Problem description -
Type the records out again in full, exactly.

Listing -
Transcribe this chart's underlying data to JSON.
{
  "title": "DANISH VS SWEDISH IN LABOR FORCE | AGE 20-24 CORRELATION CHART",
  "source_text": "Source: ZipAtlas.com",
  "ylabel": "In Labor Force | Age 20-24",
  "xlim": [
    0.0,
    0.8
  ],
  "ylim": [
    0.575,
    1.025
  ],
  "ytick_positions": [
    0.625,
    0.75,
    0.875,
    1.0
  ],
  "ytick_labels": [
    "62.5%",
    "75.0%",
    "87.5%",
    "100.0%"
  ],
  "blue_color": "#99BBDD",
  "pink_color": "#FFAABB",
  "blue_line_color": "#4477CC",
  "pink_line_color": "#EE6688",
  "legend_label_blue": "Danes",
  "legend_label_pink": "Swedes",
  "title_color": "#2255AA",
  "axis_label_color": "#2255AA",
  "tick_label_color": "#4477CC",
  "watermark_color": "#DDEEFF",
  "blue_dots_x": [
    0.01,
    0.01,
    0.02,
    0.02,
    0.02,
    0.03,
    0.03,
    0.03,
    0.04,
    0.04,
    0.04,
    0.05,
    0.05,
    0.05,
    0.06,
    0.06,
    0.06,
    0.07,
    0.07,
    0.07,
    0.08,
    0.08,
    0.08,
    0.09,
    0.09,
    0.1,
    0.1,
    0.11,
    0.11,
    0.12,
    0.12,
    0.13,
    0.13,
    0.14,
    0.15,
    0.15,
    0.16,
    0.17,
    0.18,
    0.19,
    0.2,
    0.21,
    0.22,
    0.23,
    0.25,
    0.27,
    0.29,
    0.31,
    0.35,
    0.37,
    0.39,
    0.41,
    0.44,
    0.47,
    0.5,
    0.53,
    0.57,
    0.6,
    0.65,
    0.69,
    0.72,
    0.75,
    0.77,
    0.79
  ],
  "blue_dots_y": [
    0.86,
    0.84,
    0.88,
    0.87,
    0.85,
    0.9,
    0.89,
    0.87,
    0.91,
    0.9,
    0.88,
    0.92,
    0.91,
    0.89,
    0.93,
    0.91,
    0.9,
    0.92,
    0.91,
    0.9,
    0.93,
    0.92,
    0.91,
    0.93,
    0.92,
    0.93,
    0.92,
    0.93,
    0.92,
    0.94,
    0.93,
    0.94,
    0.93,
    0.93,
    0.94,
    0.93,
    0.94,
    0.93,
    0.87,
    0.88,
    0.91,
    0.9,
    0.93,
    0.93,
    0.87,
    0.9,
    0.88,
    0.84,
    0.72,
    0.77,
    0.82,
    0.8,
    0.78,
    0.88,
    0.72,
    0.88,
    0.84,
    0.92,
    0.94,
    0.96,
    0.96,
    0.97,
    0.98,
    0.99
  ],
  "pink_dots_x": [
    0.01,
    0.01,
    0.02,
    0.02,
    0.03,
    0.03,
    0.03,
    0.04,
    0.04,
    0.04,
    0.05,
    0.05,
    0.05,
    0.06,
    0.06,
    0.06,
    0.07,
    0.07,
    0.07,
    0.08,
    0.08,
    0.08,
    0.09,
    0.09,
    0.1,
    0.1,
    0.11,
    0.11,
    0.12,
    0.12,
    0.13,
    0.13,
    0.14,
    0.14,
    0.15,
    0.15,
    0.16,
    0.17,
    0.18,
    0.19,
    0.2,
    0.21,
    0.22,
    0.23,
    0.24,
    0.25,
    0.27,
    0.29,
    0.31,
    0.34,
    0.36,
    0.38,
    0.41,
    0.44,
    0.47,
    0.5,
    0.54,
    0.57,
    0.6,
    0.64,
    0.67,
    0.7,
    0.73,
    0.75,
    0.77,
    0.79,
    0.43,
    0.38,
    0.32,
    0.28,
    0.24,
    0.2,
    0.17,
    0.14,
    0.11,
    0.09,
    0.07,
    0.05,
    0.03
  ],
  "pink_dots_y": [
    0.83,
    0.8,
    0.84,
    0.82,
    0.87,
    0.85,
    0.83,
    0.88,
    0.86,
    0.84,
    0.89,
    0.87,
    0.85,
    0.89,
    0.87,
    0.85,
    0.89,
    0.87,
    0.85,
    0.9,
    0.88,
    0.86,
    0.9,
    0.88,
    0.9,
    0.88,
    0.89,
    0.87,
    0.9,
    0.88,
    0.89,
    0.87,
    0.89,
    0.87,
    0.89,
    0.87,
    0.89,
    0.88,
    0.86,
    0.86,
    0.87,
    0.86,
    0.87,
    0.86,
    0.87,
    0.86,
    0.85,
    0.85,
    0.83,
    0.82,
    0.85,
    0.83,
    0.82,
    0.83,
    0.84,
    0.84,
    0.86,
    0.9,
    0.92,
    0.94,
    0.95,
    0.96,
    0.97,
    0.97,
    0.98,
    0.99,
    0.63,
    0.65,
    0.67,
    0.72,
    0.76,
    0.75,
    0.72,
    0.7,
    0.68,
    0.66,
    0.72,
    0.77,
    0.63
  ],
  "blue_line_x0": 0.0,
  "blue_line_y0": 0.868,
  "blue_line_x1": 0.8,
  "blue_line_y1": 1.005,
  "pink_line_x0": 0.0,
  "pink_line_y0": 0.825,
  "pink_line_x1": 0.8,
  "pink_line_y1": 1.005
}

Answer for the task -
Transcribe this chart's underlying data to JSON.
{
  "title": "DANISH VS SWEDISH IN LABOR FORCE | AGE 20-24 CORRELATION CHART",
  "source_text": "Source: ZipAtlas.com",
  "ylabel": "In Labor Force | Age 20-24",
  "xlim": [
    0.0,
    0.8
  ],
  "ylim": [
    0.575,
    1.025
  ],
  "ytick_positions": [
    0.625,
    0.75,
    0.875,
    1.0
  ],
  "ytick_labels": [
    "62.5%",
    "75.0%",
    "87.5%",
    "100.0%"
  ],
  "blue_color": "#99BBDD",
  "pink_color": "#FFAABB",
  "blue_line_color": "#4477CC",
  "pink_line_color": "#EE6688",
  "legend_label_blue": "Danes",
  "legend_label_pink": "Swedes",
  "title_color": "#2255AA",
  "axis_label_color": "#2255AA",
  "tick_label_color": "#4477CC",
  "watermark_color": "#DDEEFF",
  "blue_dots_x": [
    0.01,
    0.01,
    0.02,
    0.02,
    0.02,
    0.03,
    0.03,
    0.03,
    0.04,
    0.04,
    0.04,
    0.05,
    0.05,
    0.05,
    0.06,
    0.06,
    0.06,
    0.07,
    0.07,
    0.07,
    0.08,
    0.08,
    0.08,
    0.09,
    0.09,
    0.1,
    0.1,
    0.11,
    0.11,
    0.12,
    0.12,
    0.13,
    0.13,
    0.14,
    0.15,
    0.15,
    0.16,
    0.17,
    0.18,
    0.19,
    0.2,
    0.21,
    0.22,
    0.23,
    0.25,
    0.27,
    0.29,
    0.31,
    0.35,
    0.37,
    0.39,
    0.41,
    0.44,
    0.47,
    0.5,
    0.53,
    0.57,
    0.6,
    0.65,
    0.69,
    0.72,
    0.75,
    0.77,
    0.79
  ],
  "blue_dots_y": [
    0.86,
    0.84,
    0.88,
    0.87,
    0.85,
    0.9,
    0.89,
    0.87,
    0.91,
    0.9,
    0.88,
    0.92,
    0.91,
    0.89,
    0.93,
    0.91,
    0.9,
    0.92,
    0.91,
    0.9,
    0.93,
    0.92,
    0.91,
    0.93,
    0.92,
    0.93,
    0.92,
    0.93,
    0.92,
    0.94,
    0.93,
    0.94,
    0.93,
    0.93,
    0.94,
    0.93,
    0.94,
    0.93,
    0.87,
    0.88,
    0.91,
    0.9,
    0.93,
    0.93,
    0.87,
    0.9,
    0.88,
    0.84,
    0.72,
    0.77,
    0.82,
    0.8,
    0.78,
    0.88,
    0.72,
    0.88,
    0.84,
    0.92,
    0.94,
    0.96,
    0.96,
    0.97,
    0.98,
    0.99
  ],
  "pink_dots_x": [
    0.01,
    0.01,
    0.02,
    0.02,
    0.03,
    0.03,
    0.03,
    0.04,
    0.04,
    0.04,
    0.05,
    0.05,
    0.05,
    0.06,
    0.06,
    0.06,
    0.07,
    0.07,
    0.07,
    0.08,
    0.08,
    0.08,
    0.09,
    0.09,
    0.1,
    0.1,
    0.11,
    0.11,
    0.12,
    0.12,
    0.13,
    0.13,
    0.14,
    0.14,
    0.15,
    0.15,
    0.16,
    0.17,
    0.18,
    0.19,
    0.2,
    0.21,
    0.22,
    0.23,
    0.24,
    0.25,
    0.27,
    0.29,
    0.31,
    0.34,
    0.36,
    0.38,
    0.41,
    0.44,
    0.47,
    0.5,
    0.54,
    0.57,
    0.6,
    0.64,
    0.67,
    0.7,
    0.73,
    0.75,
    0.77,
    0.79,
    0.43,
    0.38,
    0.32,
    0.28,
    0.24,
    0.2,
    0.17,
    0.14,
    0.11,
    0.09,
    0.07,
    0.05,
    0.03
  ],
  "pink_dots_y": [
    0.83,
    0.8,
    0.84,
    0.82,
    0.87,
    0.85,
    0.83,
    0.88,
    0.86,
    0.84,
    0.89,
    0.87,
    0.85,
    0.89,
    0.87,
    0.85,
    0.89,
    0.87,
    0.85,
    0.9,
    0.88,
    0.86,
    0.9,
    0.88,
    0.9,
    0.88,
    0.89,
    0.87,
    0.9,
    0.88,
    0.89,
    0.87,
    0.89,
    0.87,
    0.89,
    0.87,
    0.89,
    0.88,
    0.86,
    0.86,
    0.87,
    0.86,
    0.87,
    0.86,
    0.87,
    0.86,
    0.85,
    0.85,
    0.83,
    0.82,
    0.85,
    0.83,
    0.82,
    0.83,
    0.84,
    0.84,
    0.86,
    0.9,
    0.92,
    0.94,
    0.95,
    0.96,
    0.97,
    0.97,
    0.98,
    0.99,
    0.63,
    0.65,
    0.67,
    0.72,
    0.76,
    0.75,
    0.72,
    0.7,
    0.68,
    0.66,
    0.72,
    0.77,
    0.63
  ],
  "blue_line_x0": 0.0,
  "blue_line_y0": 0.868,
  "blue_line_x1": 0.8,
  "blue_line_y1": 1.005,
  "pink_line_x0": 0.0,
  "pink_line_y0": 0.825,
  "pink_line_x1": 0.8,
  "pink_line_y1": 1.005
}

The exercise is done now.